++++ ITEMS

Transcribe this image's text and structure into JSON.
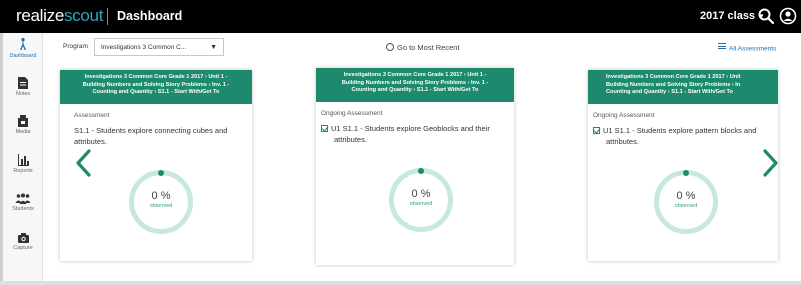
{
  "header": {
    "logo_realize": "realize",
    "logo_scout": "scout",
    "page_title": "Dashboard",
    "class_selector": "2017 class",
    "search_icon": "search-icon",
    "user_icon": "user-icon"
  },
  "sidebar": {
    "items": [
      {
        "label": "Dashboard",
        "icon": "dashboard-icon",
        "active": true
      },
      {
        "label": "Notes",
        "icon": "notes-icon"
      },
      {
        "label": "Media",
        "icon": "media-icon"
      },
      {
        "label": "Reports",
        "icon": "reports-icon"
      },
      {
        "label": "Students",
        "icon": "students-icon"
      },
      {
        "label": "Capture",
        "icon": "capture-icon"
      }
    ]
  },
  "toolbar": {
    "program_label": "Program",
    "program_value": "Investigations 3 Common C...",
    "goto_recent": "Go to Most Recent",
    "all_assessments": "All Assessments"
  },
  "cards": [
    {
      "header_lines": [
        "Investigations 3 Common Core Grade 1 2017 › Unit 1 -",
        "Building Numbers and Solving Story Problems › Inv. 1 -",
        "Counting and Quantity › S1.1 - Start With/Get To"
      ],
      "type": "Assessment",
      "skill": "S1.1 - Students explore connecting cubes and",
      "skill_line2": "attributes.",
      "percent": "0 %",
      "observed": "observed"
    },
    {
      "header_lines": [
        "Investigations 3 Common Core Grade 1 2017 › Unit 1 -",
        "Building Numbers and Solving Story Problems › Inv. 1 -",
        "Counting and Quantity › S1.1 - Start With/Get To"
      ],
      "type": "Ongoing Assessment",
      "skill": "U1 S1.1 - Students explore Geoblocks and their",
      "skill_line2": "attributes.",
      "percent": "0 %",
      "observed": "observed"
    },
    {
      "header_lines": [
        "Investigations 3 Common Core Grade 1 2017 › Unit",
        "Building Numbers and Solving Story Problems › In",
        "Counting and Quantity › S1.1 - Start With/Get To"
      ],
      "type": "Ongoing Assessment",
      "skill": "U1 S1.1 - Students explore pattern blocks and",
      "skill_line2": "attributes.",
      "percent": "0 %",
      "observed": "observed"
    }
  ],
  "colors": {
    "brand_green": "#1d8a6e",
    "ring_light": "#c6e8df",
    "link_blue": "#1e6fb0",
    "topbar": "#000000",
    "scout_teal": "#2ea8b8"
  }
}
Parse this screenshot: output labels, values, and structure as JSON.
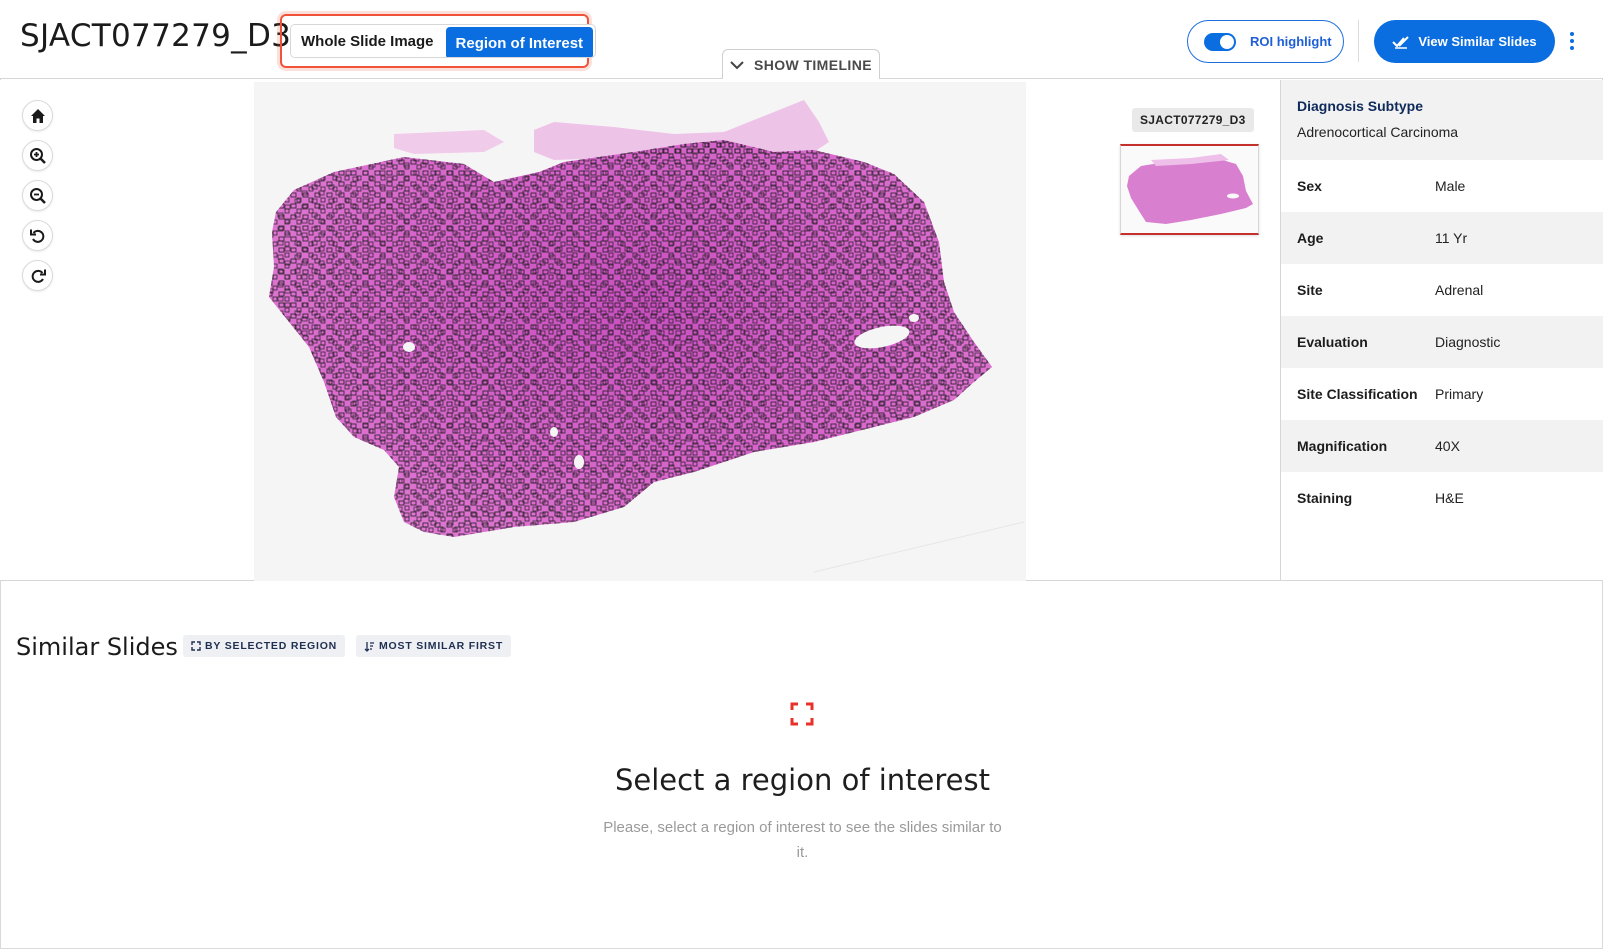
{
  "header": {
    "slide_id": "SJACT077279_D3",
    "view_modes": {
      "whole_slide": "Whole Slide Image",
      "roi": "Region of Interest",
      "active": "Region of Interest"
    },
    "timeline_label": "SHOW TIMELINE",
    "roi_highlight": {
      "label": "ROI highlight",
      "enabled": true
    },
    "view_similar_label": "View Similar Slides"
  },
  "viewer": {
    "tools": [
      "home-icon",
      "zoom-in-icon",
      "zoom-out-icon",
      "rotate-left-icon",
      "rotate-right-icon"
    ],
    "minimap_label": "SJACT077279_D3",
    "tissue_color": "#d663c9",
    "roi_marker_color": "#1a1a1a"
  },
  "info": {
    "diagnosis": {
      "label": "Diagnosis Subtype",
      "value": "Adrenocortical Carcinoma"
    },
    "rows": [
      {
        "label": "Sex",
        "value": "Male"
      },
      {
        "label": "Age",
        "value": "11 Yr"
      },
      {
        "label": "Site",
        "value": "Adrenal"
      },
      {
        "label": "Evaluation",
        "value": "Diagnostic"
      },
      {
        "label": "Site Classification",
        "value": "Primary"
      },
      {
        "label": "Magnification",
        "value": "40X"
      },
      {
        "label": "Staining",
        "value": "H&E"
      }
    ]
  },
  "similar": {
    "title": "Similar Slides",
    "filter_region": "BY SELECTED REGION",
    "sort_order": "MOST SIMILAR FIRST",
    "empty_title": "Select a region of interest",
    "empty_text": "Please, select a region of interest to see the slides similar to it."
  },
  "colors": {
    "accent": "#0a6ee0",
    "highlight_outline": "#f0533a",
    "empty_icon": "#e8312a"
  }
}
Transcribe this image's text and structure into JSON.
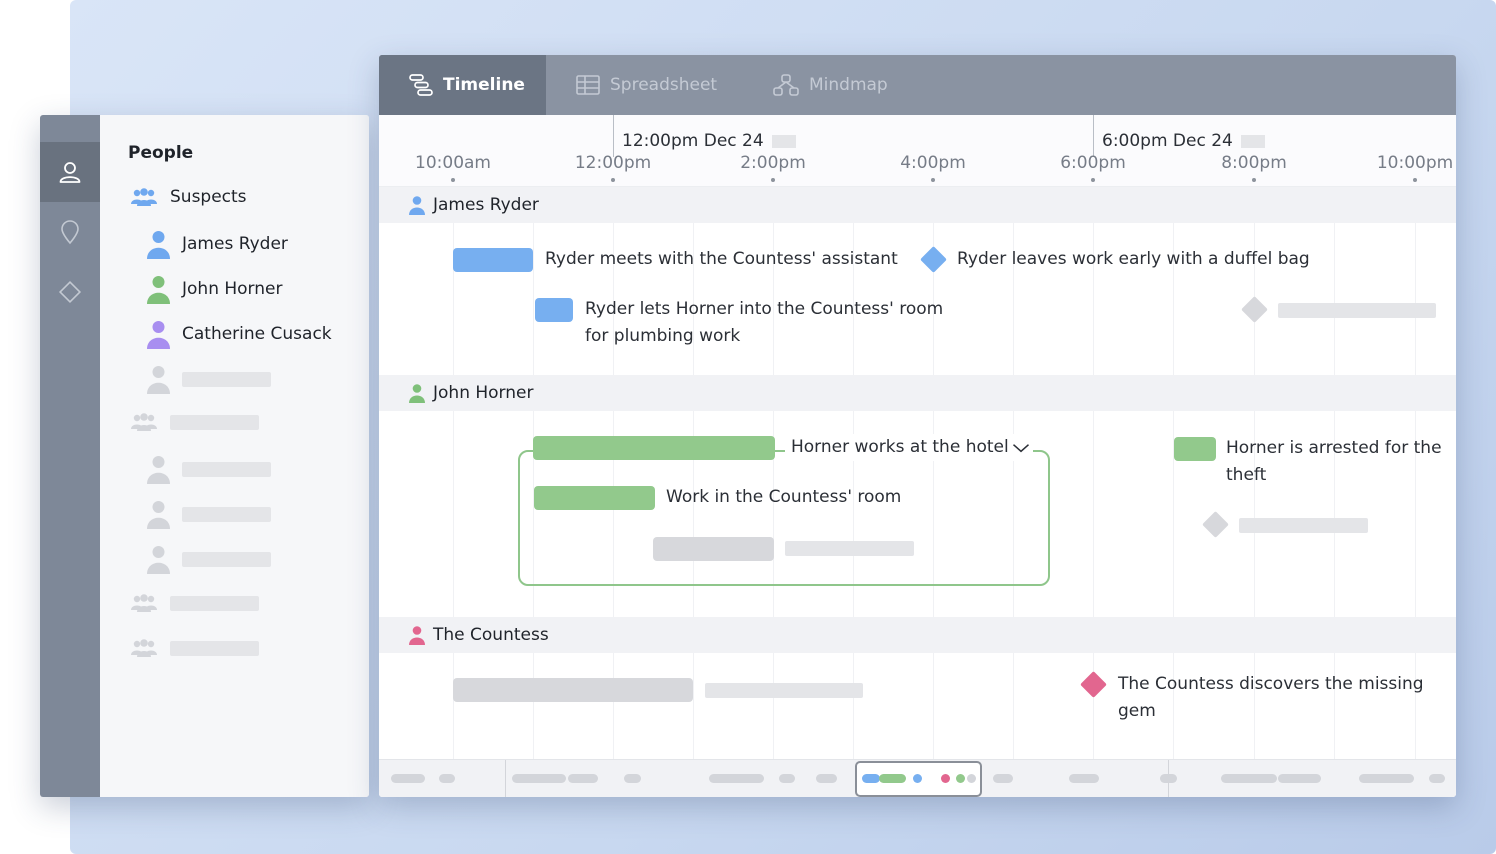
{
  "sidebar": {
    "rail_icons": [
      "person-icon",
      "map-pin-icon",
      "diamond-icon"
    ],
    "title": "People",
    "group_label": "Suspects",
    "people": [
      {
        "name": "James Ryder",
        "color": "#6fa8ef"
      },
      {
        "name": "John Horner",
        "color": "#7fc07a"
      },
      {
        "name": "Catherine Cusack",
        "color": "#a88ef0"
      }
    ]
  },
  "tabs": [
    {
      "label": "Timeline",
      "icon": "timeline-icon",
      "active": true
    },
    {
      "label": "Spreadsheet",
      "icon": "table-icon",
      "active": false
    },
    {
      "label": "Mindmap",
      "icon": "mindmap-icon",
      "active": false
    }
  ],
  "axis": {
    "dates": [
      "12:00pm Dec 24",
      "6:00pm Dec 24"
    ],
    "ticks": [
      "10:00am",
      "12:00pm",
      "2:00pm",
      "4:00pm",
      "6:00pm",
      "8:00pm",
      "10:00pm"
    ]
  },
  "lanes": [
    {
      "name": "James Ryder",
      "color": "#6fa8ef"
    },
    {
      "name": "John Horner",
      "color": "#7fc07a"
    },
    {
      "name": "The Countess",
      "color": "#e2668f"
    }
  ],
  "events": {
    "ryder_meets": "Ryder meets with the Countess' assistant",
    "ryder_leaves": "Ryder leaves work early with a duffel bag",
    "ryder_lets_1": "Ryder lets Horner into the Countess' room",
    "ryder_lets_2": "for plumbing work",
    "horner_works": "Horner works at the hotel",
    "work_countess_room": "Work in the Countess' room",
    "horner_arrested_1": "Horner is arrested for the",
    "horner_arrested_2": "theft",
    "countess_discovers_1": "The Countess discovers the missing",
    "countess_discovers_2": "gem"
  },
  "colors": {
    "blue": "#77aff0",
    "green": "#92c98c",
    "pink": "#e2668f",
    "placeholder": "#d7d8dc"
  }
}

++++++++

__GIVEN INSTRUCTION__
Leave out the pictures and restate everything else word for word.

__ANSWER TO THIS PROBLEM__
Transcribe this image's text and structure into JSON.
{
  "header": {
    "logo_realize": "realize",
    "logo_scout": "scout",
    "page_title": "Dashboard",
    "class_selector": "2017 class",
    "search_icon": "search-icon",
    "user_icon": "user-icon"
  },
  "sidebar": {
    "items": [
      {
        "label": "Dashboard",
        "icon": "dashboard-icon",
        "active": true
      },
      {
        "label": "Notes",
        "icon": "notes-icon"
      },
      {
        "label": "Media",
        "icon": "media-icon"
      },
      {
        "label": "Reports",
        "icon": "reports-icon"
      },
      {
        "label": "Students",
        "icon": "students-icon"
      },
      {
        "label": "Capture",
        "icon": "capture-icon"
      }
    ]
  },
  "toolbar": {
    "program_label": "Program",
    "program_value": "Investigations 3 Common C...",
    "goto_recent": "Go to Most Recent",
    "all_assessments": "All Assessments"
  },
  "cards": [
    {
      "header_lines": [
        "Investigations 3 Common Core Grade 1 2017 › Unit 1 -",
        "Building Numbers and Solving Story Problems › Inv. 1 -",
        "Counting and Quantity › S1.1 - Start With/Get To"
      ],
      "type": "Assessment",
      "skill": "S1.1 - Students explore connecting cubes and",
      "skill_line2": "attributes.",
      "percent": "0 %",
      "observed": "observed"
    },
    {
      "header_lines": [
        "Investigations 3 Common Core Grade 1 2017 › Unit 1 -",
        "Building Numbers and Solving Story Problems › Inv. 1 -",
        "Counting and Quantity › S1.1 - Start With/Get To"
      ],
      "type": "Ongoing Assessment",
      "skill": "U1 S1.1 - Students explore Geoblocks and their",
      "skill_line2": "attributes.",
      "percent": "0 %",
      "observed": "observed"
    },
    {
      "header_lines": [
        "Investigations 3 Common Core Grade 1 2017 › Unit",
        "Building Numbers and Solving Story Problems › In",
        "Counting and Quantity › S1.1 - Start With/Get To"
      ],
      "type": "Ongoing Assessment",
      "skill": "U1 S1.1 - Students explore pattern blocks and",
      "skill_line2": "attributes.",
      "percent": "0 %",
      "observed": "observed"
    }
  ],
  "colors": {
    "brand_green": "#1d8a6e",
    "ring_light": "#c6e8df",
    "link_blue": "#1e6fb0",
    "topbar": "#000000",
    "scout_teal": "#2ea8b8"
  }
}
Parse this screenshot: output labels, values, and structure as JSON.
{
  "header": {
    "slide_id": "SJACT077279_D3",
    "view_modes": {
      "whole_slide": "Whole Slide Image",
      "roi": "Region of Interest",
      "active": "Region of Interest"
    },
    "timeline_label": "SHOW TIMELINE",
    "roi_highlight": {
      "label": "ROI highlight",
      "enabled": true
    },
    "view_similar_label": "View Similar Slides"
  },
  "viewer": {
    "tools": [
      "home-icon",
      "zoom-in-icon",
      "zoom-out-icon",
      "rotate-left-icon",
      "rotate-right-icon"
    ],
    "minimap_label": "SJACT077279_D3",
    "tissue_color": "#d663c9",
    "roi_marker_color": "#1a1a1a"
  },
  "info": {
    "diagnosis": {
      "label": "Diagnosis Subtype",
      "value": "Adrenocortical Carcinoma"
    },
    "rows": [
      {
        "label": "Sex",
        "value": "Male"
      },
      {
        "label": "Age",
        "value": "11 Yr"
      },
      {
        "label": "Site",
        "value": "Adrenal"
      },
      {
        "label": "Evaluation",
        "value": "Diagnostic"
      },
      {
        "label": "Site Classification",
        "value": "Primary"
      },
      {
        "label": "Magnification",
        "value": "40X"
      },
      {
        "label": "Staining",
        "value": "H&E"
      }
    ]
  },
  "similar": {
    "title": "Similar Slides",
    "filter_region": "BY SELECTED REGION",
    "sort_order": "MOST SIMILAR FIRST",
    "empty_title": "Select a region of interest",
    "empty_text": "Please, select a region of interest to see the slides similar to it."
  },
  "colors": {
    "accent": "#0a6ee0",
    "highlight_outline": "#f0533a",
    "empty_icon": "#e8312a"
  }
}
Transcribe this image's text and structure into JSON.
{
  "sidebar": {
    "rail_icons": [
      "person-icon",
      "map-pin-icon",
      "diamond-icon"
    ],
    "title": "People",
    "group_label": "Suspects",
    "people": [
      {
        "name": "James Ryder",
        "color": "#6fa8ef"
      },
      {
        "name": "John Horner",
        "color": "#7fc07a"
      },
      {
        "name": "Catherine Cusack",
        "color": "#a88ef0"
      }
    ]
  },
  "tabs": [
    {
      "label": "Timeline",
      "icon": "timeline-icon",
      "active": true
    },
    {
      "label": "Spreadsheet",
      "icon": "table-icon",
      "active": false
    },
    {
      "label": "Mindmap",
      "icon": "mindmap-icon",
      "active": false
    }
  ],
  "axis": {
    "dates": [
      "12:00pm Dec 24",
      "6:00pm Dec 24"
    ],
    "ticks": [
      "10:00am",
      "12:00pm",
      "2:00pm",
      "4:00pm",
      "6:00pm",
      "8:00pm",
      "10:00pm"
    ]
  },
  "lanes": [
    {
      "name": "James Ryder",
      "color": "#6fa8ef"
    },
    {
      "name": "John Horner",
      "color": "#7fc07a"
    },
    {
      "name": "The Countess",
      "color": "#e2668f"
    }
  ],
  "events": {
    "ryder_meets": "Ryder meets with the Countess' assistant",
    "ryder_leaves": "Ryder leaves work early with a duffel bag",
    "ryder_lets_1": "Ryder lets Horner into the Countess' room",
    "ryder_lets_2": "for plumbing work",
    "horner_works": "Horner works at the hotel",
    "work_countess_room": "Work in the Countess' room",
    "horner_arrested_1": "Horner is arrested for the",
    "horner_arrested_2": "theft",
    "countess_discovers_1": "The Countess discovers the missing",
    "countess_discovers_2": "gem"
  },
  "colors": {
    "blue": "#77aff0",
    "green": "#92c98c",
    "pink": "#e2668f",
    "placeholder": "#d7d8dc"
  }
}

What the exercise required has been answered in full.